_Your instructions_
The word "cell" may appear in some lines of the data; copy every such line.

_Material for the task_
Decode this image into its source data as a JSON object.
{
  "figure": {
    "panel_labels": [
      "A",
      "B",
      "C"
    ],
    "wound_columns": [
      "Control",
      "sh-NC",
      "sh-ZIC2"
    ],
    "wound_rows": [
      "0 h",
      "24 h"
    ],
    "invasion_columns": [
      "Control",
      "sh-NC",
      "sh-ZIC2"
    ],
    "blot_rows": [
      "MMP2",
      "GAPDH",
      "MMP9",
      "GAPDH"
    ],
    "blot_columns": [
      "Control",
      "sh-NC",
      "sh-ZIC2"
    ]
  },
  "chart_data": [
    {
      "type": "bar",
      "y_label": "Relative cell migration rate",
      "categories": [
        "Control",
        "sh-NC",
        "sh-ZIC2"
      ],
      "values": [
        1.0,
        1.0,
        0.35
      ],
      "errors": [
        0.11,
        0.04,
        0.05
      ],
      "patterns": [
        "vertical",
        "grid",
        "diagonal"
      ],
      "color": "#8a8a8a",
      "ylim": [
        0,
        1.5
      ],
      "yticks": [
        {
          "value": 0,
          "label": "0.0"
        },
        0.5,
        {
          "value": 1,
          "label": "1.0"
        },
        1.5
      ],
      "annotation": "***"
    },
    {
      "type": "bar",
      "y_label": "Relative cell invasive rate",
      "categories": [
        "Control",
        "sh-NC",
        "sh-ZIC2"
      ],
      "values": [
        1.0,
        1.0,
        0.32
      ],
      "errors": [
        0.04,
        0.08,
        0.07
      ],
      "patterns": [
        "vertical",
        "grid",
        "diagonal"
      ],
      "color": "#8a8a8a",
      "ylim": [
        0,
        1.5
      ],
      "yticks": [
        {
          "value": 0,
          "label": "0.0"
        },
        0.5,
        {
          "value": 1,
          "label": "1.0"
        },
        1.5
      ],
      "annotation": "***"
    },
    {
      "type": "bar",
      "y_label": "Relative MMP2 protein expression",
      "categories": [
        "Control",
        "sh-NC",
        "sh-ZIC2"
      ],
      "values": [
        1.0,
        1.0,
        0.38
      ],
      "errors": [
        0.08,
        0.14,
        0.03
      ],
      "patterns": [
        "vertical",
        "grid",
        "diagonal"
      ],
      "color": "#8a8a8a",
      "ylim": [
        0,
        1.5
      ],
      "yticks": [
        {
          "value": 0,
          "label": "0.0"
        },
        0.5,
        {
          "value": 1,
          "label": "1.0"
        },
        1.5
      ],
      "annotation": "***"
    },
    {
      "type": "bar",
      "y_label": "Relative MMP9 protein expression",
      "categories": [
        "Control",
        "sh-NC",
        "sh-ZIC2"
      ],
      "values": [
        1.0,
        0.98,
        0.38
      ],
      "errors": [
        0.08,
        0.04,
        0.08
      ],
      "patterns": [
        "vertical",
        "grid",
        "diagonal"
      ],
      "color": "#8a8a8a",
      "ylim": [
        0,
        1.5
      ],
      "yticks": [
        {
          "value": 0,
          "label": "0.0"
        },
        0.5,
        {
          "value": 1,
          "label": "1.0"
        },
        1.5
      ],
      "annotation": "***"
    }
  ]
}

_Answer section_
      "y_label": "Relative cell migration rate",
      "y_label": "Relative cell invasive rate",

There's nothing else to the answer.